DATASET RECORDS →
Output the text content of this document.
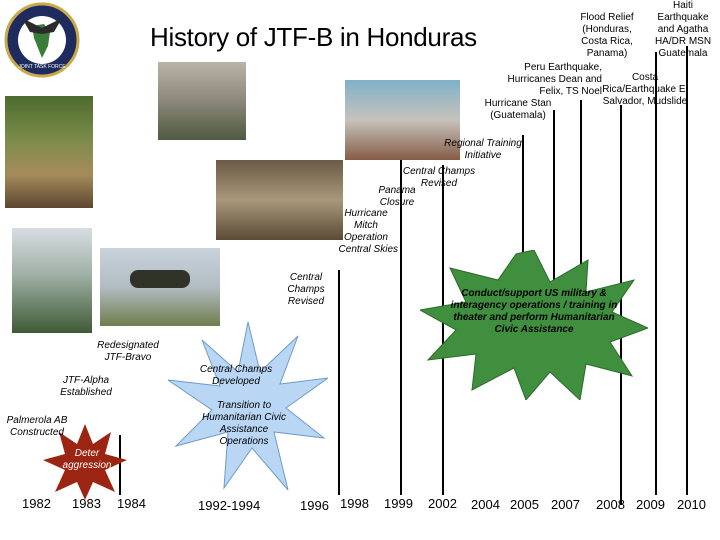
JOINT TASK FORCE
History of JTF-B in Honduras
Palmerola AB Constructed
Deter aggression
JTF-Alpha Established
Redesignated JTF-Bravo
Central Champs Developed
Transition to Humanitarian Civic Assistance Operations
Central Champs Revised
Hurricane Mitch Operation
Central Skies
Panama Closure
Central Champs Revised
Regional Training Initiative
Hurricane Stan (Guatemala)
Peru Earthquake, Hurricanes Dean and Felix, TS Noel
Costa Rica/Earthquake El Salvador, Mudslide
Flood Relief (Honduras, Costa Rica, Panama)
Haiti Earthquake and Agatha HA/DR MSN Guatemala
Conduct/support US military & interagency operations / training in theater and perform Humanitarian Civic Assistance
1982 1983 1984	1992-1994	1996 1998 1999 2002 2004 2005 2007 2008 2009 2010
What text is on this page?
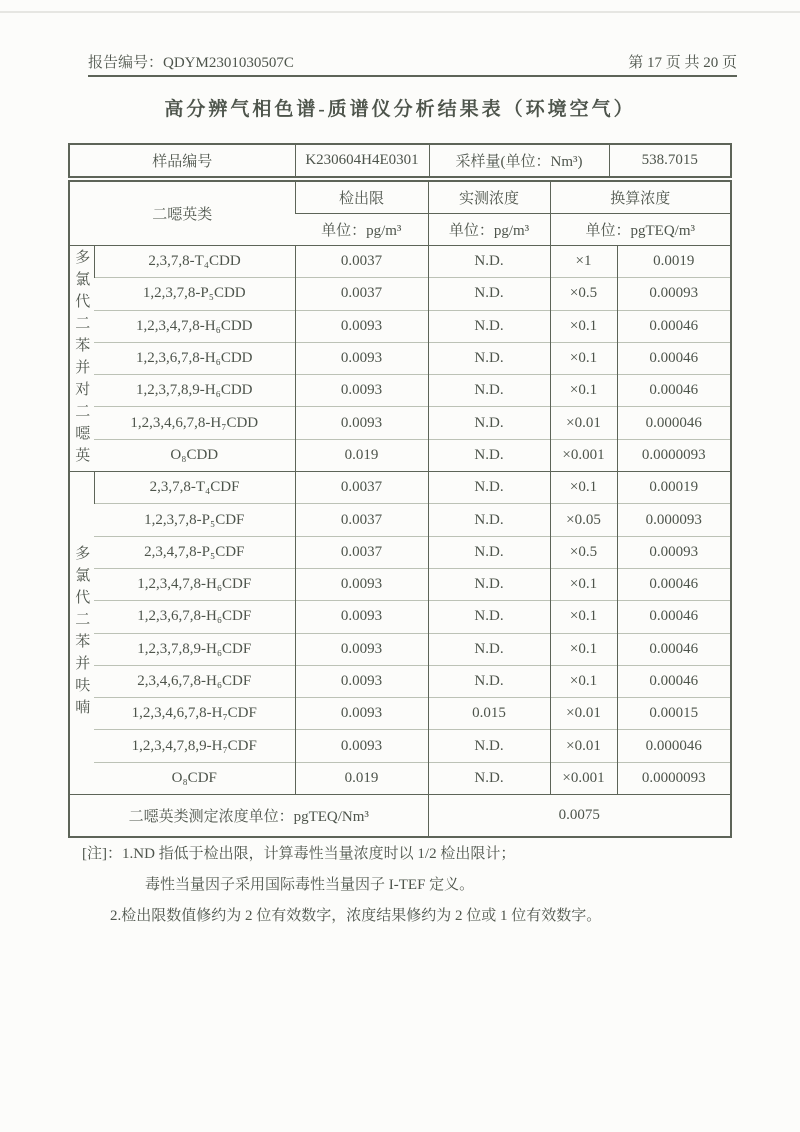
报告编号：QDYM2301030507C	第 17 页 共 20 页
高分辨气相色谱-质谱仪分析结果表（环境空气）
样品编号	K230604H4E0301	采样量(单位：Nm³)	538.7015
二噁英类		检出限	实测浓度	换算浓度	
		单位：pg/m³	单位：pg/m³	单位：pgTEQ/m³	
多氯代二苯并对二噁英	2,3,7,8-T₄CDD	0.0037	N.D.	×1	0.0019
	1,2,3,7,8-P₅CDD	0.0037	N.D.	×0.5	0.00093
	1,2,3,4,7,8-H₆CDD	0.0093	N.D.	×0.1	0.00046
	1,2,3,6,7,8-H₆CDD	0.0093	N.D.	×0.1	0.00046
	1,2,3,7,8,9-H₆CDD	0.0093	N.D.	×0.1	0.00046
	1,2,3,4,6,7,8-H₇CDD	0.0093	N.D.	×0.01	0.000046
	O₈CDD	0.019	N.D.	×0.001	0.0000093
多氯代二苯并呋喃	2,3,7,8-T₄CDF	0.0037	N.D.	×0.1	0.00019
	1,2,3,7,8-P₅CDF	0.0037	N.D.	×0.05	0.000093
	2,3,4,7,8-P₅CDF	0.0037	N.D.	×0.5	0.00093
	1,2,3,4,7,8-H₆CDF	0.0093	N.D.	×0.1	0.00046
	1,2,3,6,7,8-H₆CDF	0.0093	N.D.	×0.1	0.00046
	1,2,3,7,8,9-H₆CDF	0.0093	N.D.	×0.1	0.00046
	2,3,4,6,7,8-H₆CDF	0.0093	N.D.	×0.1	0.00046
	1,2,3,4,6,7,8-H₇CDF	0.0093	0.015	×0.01	0.00015
	1,2,3,4,7,8,9-H₇CDF	0.0093	N.D.	×0.01	0.000046
	O₈CDF	0.019	N.D.	×0.001	0.0000093
二噁英类测定浓度单位：pgTEQ/Nm³			0.0075		
[注]：1.ND 指低于检出限，计算毒性当量浓度时以 1/2 检出限计；
毒性当量因子采用国际毒性当量因子 I-TEF 定义。
2.检出限数值修约为 2 位有效数字，浓度结果修约为 2 位或 1 位有效数字。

INSTRUCTION → Please write out all the data again word for word, but not the pictures.

OUTPUT FOR THIS EXERCISE →
Output the text content of this document.
JOINT TASK FORCE
History of JTF-B in Honduras
Palmerola AB Constructed
Deter aggression
JTF-Alpha Established
Redesignated JTF-Bravo
Central Champs Developed
Transition to Humanitarian Civic Assistance Operations
Central Champs Revised
Hurricane Mitch Operation
Central Skies
Panama Closure
Central Champs Revised
Regional Training Initiative
Hurricane Stan (Guatemala)
Peru Earthquake, Hurricanes Dean and Felix, TS Noel
Costa Rica/Earthquake El Salvador, Mudslide
Flood Relief (Honduras, Costa Rica, Panama)
Haiti Earthquake and Agatha HA/DR MSN Guatemala
Conduct/support US military & interagency operations / training in theater and perform Humanitarian Civic Assistance
1982 1983 1984	1992-1994	1996 1998 1999 2002 2004 2005 2007 2008 2009 2010
What text is on this page?
报告编号：QDYM2301030507C	第 17 页 共 20 页
高分辨气相色谱-质谱仪分析结果表（环境空气）
样品编号	K230604H4E0301	采样量(单位：Nm³)	538.7015
二噁英类		检出限	实测浓度	换算浓度	
		单位：pg/m³	单位：pg/m³	单位：pgTEQ/m³	
多氯代二苯并对二噁英	2,3,7,8-T₄CDD	0.0037	N.D.	×1	0.0019
	1,2,3,7,8-P₅CDD	0.0037	N.D.	×0.5	0.00093
	1,2,3,4,7,8-H₆CDD	0.0093	N.D.	×0.1	0.00046
	1,2,3,6,7,8-H₆CDD	0.0093	N.D.	×0.1	0.00046
	1,2,3,7,8,9-H₆CDD	0.0093	N.D.	×0.1	0.00046
	1,2,3,4,6,7,8-H₇CDD	0.0093	N.D.	×0.01	0.000046
	O₈CDD	0.019	N.D.	×0.001	0.0000093
多氯代二苯并呋喃	2,3,7,8-T₄CDF	0.0037	N.D.	×0.1	0.00019
	1,2,3,7,8-P₅CDF	0.0037	N.D.	×0.05	0.000093
	2,3,4,7,8-P₅CDF	0.0037	N.D.	×0.5	0.00093
	1,2,3,4,7,8-H₆CDF	0.0093	N.D.	×0.1	0.00046
	1,2,3,6,7,8-H₆CDF	0.0093	N.D.	×0.1	0.00046
	1,2,3,7,8,9-H₆CDF	0.0093	N.D.	×0.1	0.00046
	2,3,4,6,7,8-H₆CDF	0.0093	N.D.	×0.1	0.00046
	1,2,3,4,6,7,8-H₇CDF	0.0093	0.015	×0.01	0.00015
	1,2,3,4,7,8,9-H₇CDF	0.0093	N.D.	×0.01	0.000046
	O₈CDF	0.019	N.D.	×0.001	0.0000093
二噁英类测定浓度单位：pgTEQ/Nm³			0.0075		
[注]：1.ND 指低于检出限，计算毒性当量浓度时以 1/2 检出限计；
毒性当量因子采用国际毒性当量因子 I-TEF 定义。
2.检出限数值修约为 2 位有效数字，浓度结果修约为 2 位或 1 位有效数字。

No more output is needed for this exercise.